* **AIM**: Please transcribe the records precisely; pictures stay out of your copy.

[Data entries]
_ _ _ _ _

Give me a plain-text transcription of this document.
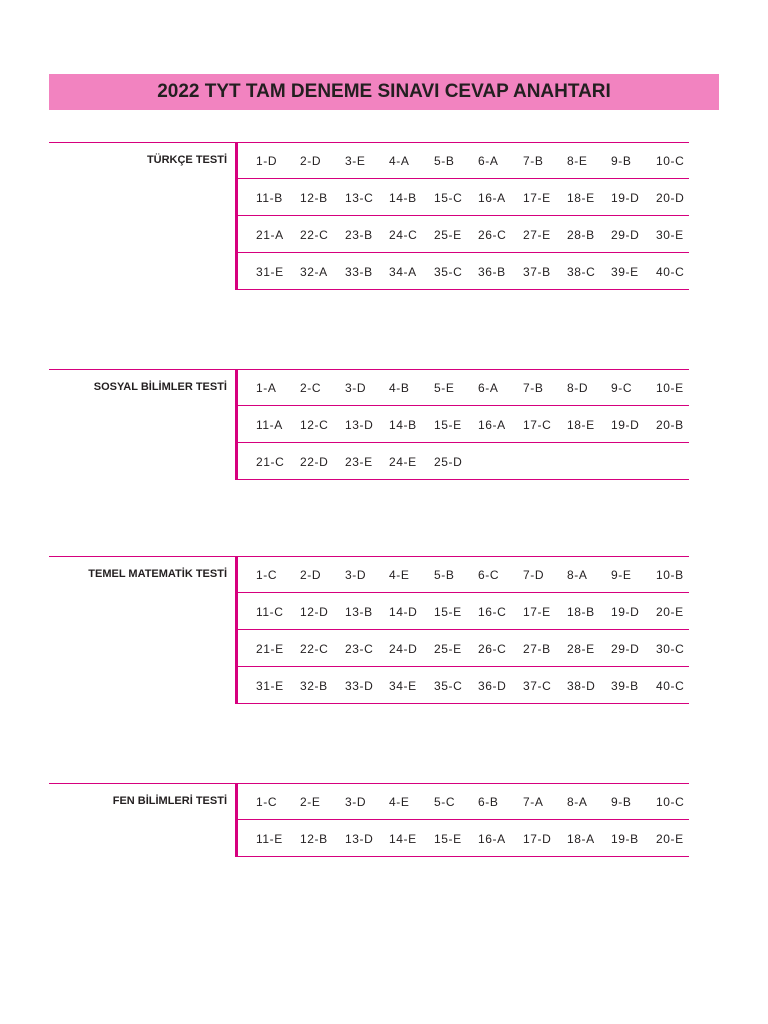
2022 TYT TAM DENEME SINAVI CEVAP ANAHTARI
TÜRKÇE TESTİ 1-D 2-D 3-E 4-A 5-B 6-A 7-B 8-E 9-B 10-C
11-B 12-B 13-C 14-B 15-C 16-A 17-E 18-E 19-D 20-D
21-A 22-C 23-B 24-C 25-E 26-C 27-E 28-B 29-D 30-E
31-E 32-A 33-B 34-A 35-C 36-B 37-B 38-C 39-E 40-C
SOSYAL BİLİMLER TESTİ 1-A 2-C 3-D 4-B 5-E 6-A 7-B 8-D 9-C 10-E
11-A 12-C 13-D 14-B 15-E 16-A 17-C 18-E 19-D 20-B
21-C 22-D 23-E 24-E 25-D
TEMEL MATEMATİK TESTİ 1-C 2-D 3-D 4-E 5-B 6-C 7-D 8-A 9-E 10-B
11-C 12-D 13-B 14-D 15-E 16-C 17-E 18-B 19-D 20-E
21-E 22-C 23-C 24-D 25-E 26-C 27-B 28-E 29-D 30-C
31-E 32-B 33-D 34-E 35-C 36-D 37-C 38-D 39-B 40-C
FEN BİLİMLERİ TESTİ 1-C 2-E 3-D 4-E 5-C 6-B 7-A 8-A 9-B 10-C
11-E 12-B 13-D 14-E 15-E 16-A 17-D 18-A 19-B 20-E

_ _ _ _ _

* **REPLY**:
Give me a plain-text transcription of this document.
2022 TYT TAM DENEME SINAVI CEVAP ANAHTARI
TÜRKÇE TESTİ 1-D 2-D 3-E 4-A 5-B 6-A 7-B 8-E 9-B 10-C
11-B 12-B 13-C 14-B 15-C 16-A 17-E 18-E 19-D 20-D
21-A 22-C 23-B 24-C 25-E 26-C 27-E 28-B 29-D 30-E
31-E 32-A 33-B 34-A 35-C 36-B 37-B 38-C 39-E 40-C
SOSYAL BİLİMLER TESTİ 1-A 2-C 3-D 4-B 5-E 6-A 7-B 8-D 9-C 10-E
11-A 12-C 13-D 14-B 15-E 16-A 17-C 18-E 19-D 20-B
21-C 22-D 23-E 24-E 25-D
TEMEL MATEMATİK TESTİ 1-C 2-D 3-D 4-E 5-B 6-C 7-D 8-A 9-E 10-B
11-C 12-D 13-B 14-D 15-E 16-C 17-E 18-B 19-D 20-E
21-E 22-C 23-C 24-D 25-E 26-C 27-B 28-E 29-D 30-C
31-E 32-B 33-D 34-E 35-C 36-D 37-C 38-D 39-B 40-C
FEN BİLİMLERİ TESTİ 1-C 2-E 3-D 4-E 5-C 6-B 7-A 8-A 9-B 10-C
11-E 12-B 13-D 14-E 15-E 16-A 17-D 18-A 19-B 20-E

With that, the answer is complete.